§ Set exercise
Among the records below, find each line that includes the string "title" and copy it.

— START —

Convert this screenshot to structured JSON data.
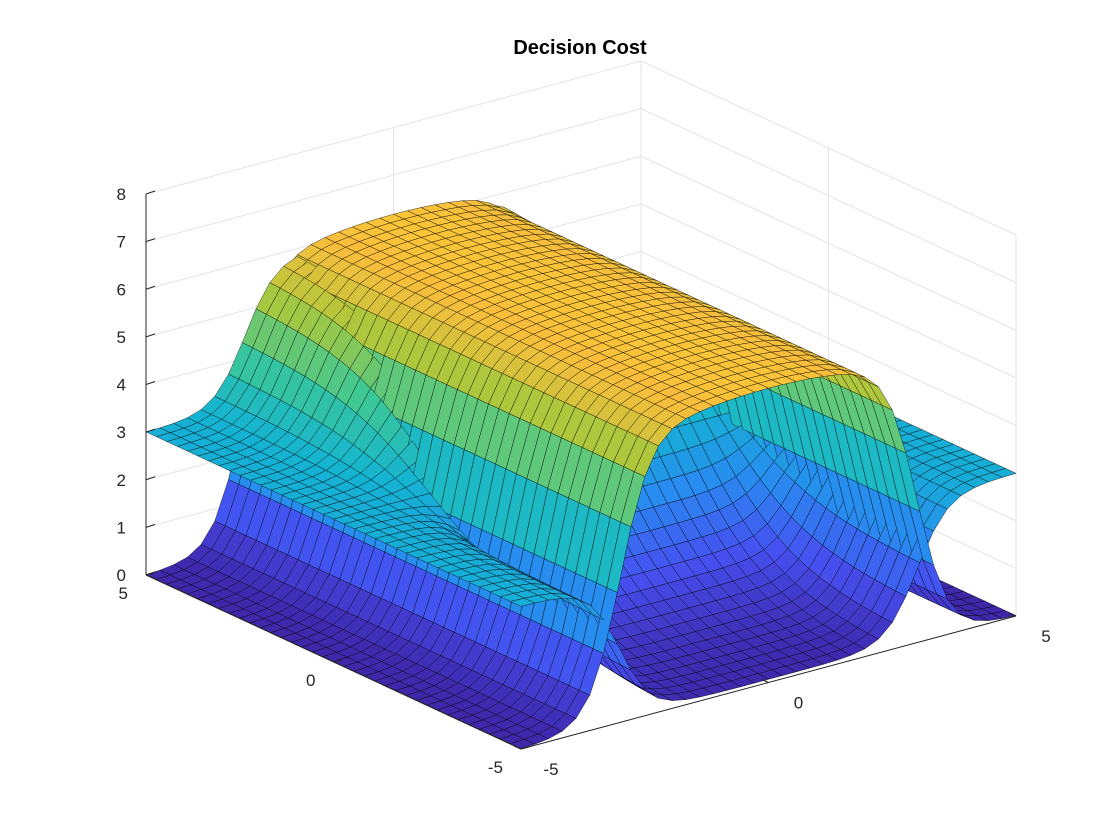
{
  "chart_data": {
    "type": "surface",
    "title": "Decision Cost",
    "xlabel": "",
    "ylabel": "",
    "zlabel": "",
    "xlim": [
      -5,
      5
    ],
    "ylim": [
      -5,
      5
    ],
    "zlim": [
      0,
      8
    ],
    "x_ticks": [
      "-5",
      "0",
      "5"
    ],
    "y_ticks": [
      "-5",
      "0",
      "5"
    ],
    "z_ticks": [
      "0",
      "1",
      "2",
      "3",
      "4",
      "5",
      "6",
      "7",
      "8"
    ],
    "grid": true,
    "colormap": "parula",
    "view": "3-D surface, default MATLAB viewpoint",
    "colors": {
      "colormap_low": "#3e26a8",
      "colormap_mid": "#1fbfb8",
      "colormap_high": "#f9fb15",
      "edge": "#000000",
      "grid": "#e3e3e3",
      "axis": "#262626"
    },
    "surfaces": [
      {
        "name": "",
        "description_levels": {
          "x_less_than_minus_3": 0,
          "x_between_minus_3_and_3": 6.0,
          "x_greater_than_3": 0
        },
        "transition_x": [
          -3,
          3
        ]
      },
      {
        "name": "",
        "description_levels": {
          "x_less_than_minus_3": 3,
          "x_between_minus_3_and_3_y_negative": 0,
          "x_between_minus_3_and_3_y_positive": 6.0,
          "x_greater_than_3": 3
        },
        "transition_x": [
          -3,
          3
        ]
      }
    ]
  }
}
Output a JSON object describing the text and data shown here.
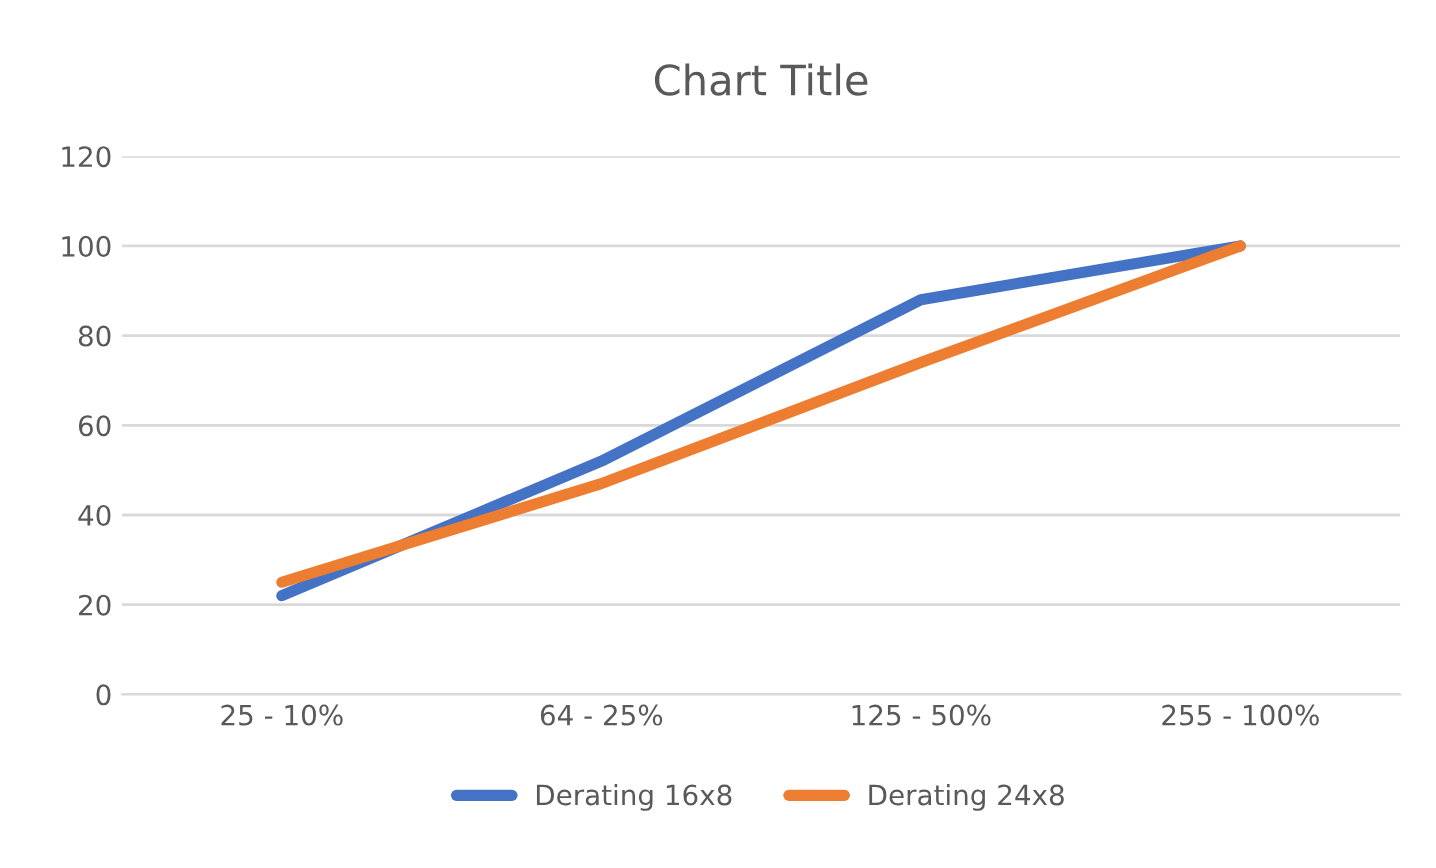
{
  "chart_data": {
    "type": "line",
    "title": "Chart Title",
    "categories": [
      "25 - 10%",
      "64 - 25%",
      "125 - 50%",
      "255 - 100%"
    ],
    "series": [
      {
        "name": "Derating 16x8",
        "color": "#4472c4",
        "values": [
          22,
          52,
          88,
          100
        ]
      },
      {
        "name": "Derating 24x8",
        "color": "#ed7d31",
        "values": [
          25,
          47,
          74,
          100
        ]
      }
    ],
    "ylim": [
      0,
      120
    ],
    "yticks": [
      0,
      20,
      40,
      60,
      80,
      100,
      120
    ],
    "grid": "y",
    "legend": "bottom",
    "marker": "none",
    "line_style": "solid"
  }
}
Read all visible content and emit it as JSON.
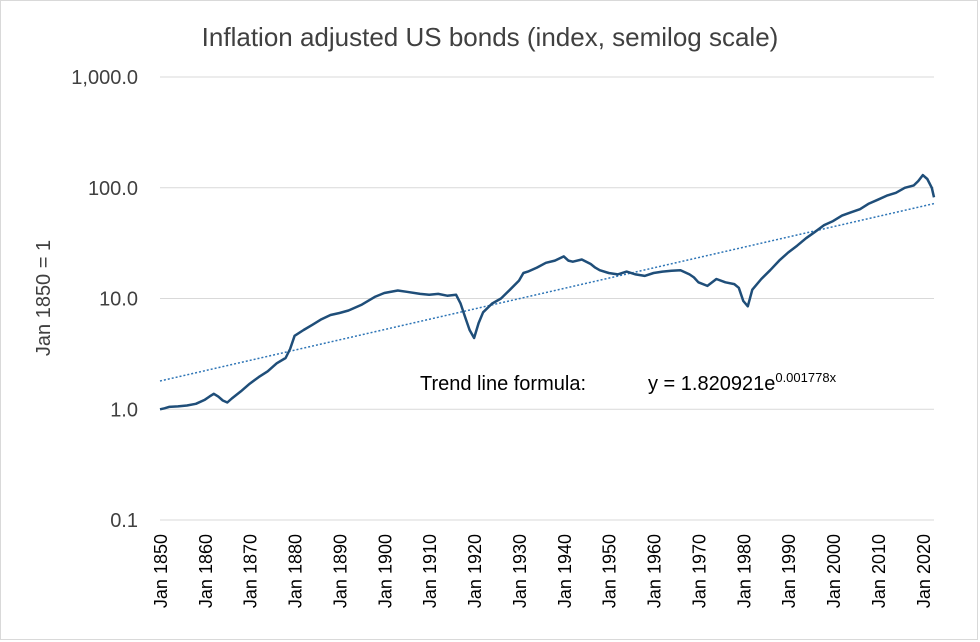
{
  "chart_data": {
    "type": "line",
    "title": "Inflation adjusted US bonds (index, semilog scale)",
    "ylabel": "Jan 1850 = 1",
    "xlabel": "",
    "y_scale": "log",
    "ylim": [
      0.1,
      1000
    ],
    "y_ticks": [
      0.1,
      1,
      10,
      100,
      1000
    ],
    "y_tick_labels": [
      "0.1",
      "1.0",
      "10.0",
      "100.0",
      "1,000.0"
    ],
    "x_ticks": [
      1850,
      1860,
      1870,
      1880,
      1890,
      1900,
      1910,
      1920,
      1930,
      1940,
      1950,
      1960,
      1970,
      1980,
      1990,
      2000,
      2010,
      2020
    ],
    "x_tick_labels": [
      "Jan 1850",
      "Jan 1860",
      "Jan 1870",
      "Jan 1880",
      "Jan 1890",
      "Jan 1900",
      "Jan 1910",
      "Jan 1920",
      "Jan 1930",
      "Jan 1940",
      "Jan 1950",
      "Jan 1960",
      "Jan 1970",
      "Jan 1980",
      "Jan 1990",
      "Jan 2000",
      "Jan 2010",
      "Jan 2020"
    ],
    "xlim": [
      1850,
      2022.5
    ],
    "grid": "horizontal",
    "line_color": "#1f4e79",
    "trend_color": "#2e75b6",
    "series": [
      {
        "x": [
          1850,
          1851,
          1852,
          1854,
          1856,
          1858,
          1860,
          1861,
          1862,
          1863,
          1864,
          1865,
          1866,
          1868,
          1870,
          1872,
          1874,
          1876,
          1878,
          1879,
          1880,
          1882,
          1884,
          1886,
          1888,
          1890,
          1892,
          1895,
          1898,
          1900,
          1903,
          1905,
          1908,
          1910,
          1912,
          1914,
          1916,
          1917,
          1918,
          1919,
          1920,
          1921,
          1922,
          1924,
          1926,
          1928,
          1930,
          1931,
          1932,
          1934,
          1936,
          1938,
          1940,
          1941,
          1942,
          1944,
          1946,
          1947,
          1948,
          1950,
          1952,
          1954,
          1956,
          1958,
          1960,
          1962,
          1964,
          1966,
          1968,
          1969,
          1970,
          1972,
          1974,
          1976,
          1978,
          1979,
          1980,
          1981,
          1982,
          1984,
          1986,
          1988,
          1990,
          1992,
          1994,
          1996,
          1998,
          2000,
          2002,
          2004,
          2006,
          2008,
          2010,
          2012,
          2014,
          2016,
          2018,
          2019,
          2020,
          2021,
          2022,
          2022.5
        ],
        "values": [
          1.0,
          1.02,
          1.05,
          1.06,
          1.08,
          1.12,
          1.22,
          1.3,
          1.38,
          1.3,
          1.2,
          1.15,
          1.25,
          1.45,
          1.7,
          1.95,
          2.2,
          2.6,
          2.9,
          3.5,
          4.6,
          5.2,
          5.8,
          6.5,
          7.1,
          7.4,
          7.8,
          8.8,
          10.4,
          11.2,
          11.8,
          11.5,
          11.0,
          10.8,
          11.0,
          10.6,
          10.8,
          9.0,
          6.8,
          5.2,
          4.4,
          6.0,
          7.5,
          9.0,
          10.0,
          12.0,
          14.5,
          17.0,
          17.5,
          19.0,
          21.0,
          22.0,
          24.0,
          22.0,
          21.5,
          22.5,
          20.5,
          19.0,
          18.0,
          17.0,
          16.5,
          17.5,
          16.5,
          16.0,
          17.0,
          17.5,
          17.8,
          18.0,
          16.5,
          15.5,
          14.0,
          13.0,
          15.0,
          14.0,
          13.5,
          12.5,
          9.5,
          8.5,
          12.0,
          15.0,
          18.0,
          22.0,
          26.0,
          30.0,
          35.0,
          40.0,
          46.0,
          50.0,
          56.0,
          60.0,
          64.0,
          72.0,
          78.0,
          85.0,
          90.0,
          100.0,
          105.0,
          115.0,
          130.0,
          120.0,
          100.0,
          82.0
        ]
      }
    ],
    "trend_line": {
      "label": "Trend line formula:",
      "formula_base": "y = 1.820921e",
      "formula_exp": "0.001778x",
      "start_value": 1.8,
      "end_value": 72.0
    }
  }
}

— END —

§ Task answer
    "title": "Decision Cost",
    "title": "Chart Title",
    "title": "Inflation adjusted US bonds (index, semilog scale)",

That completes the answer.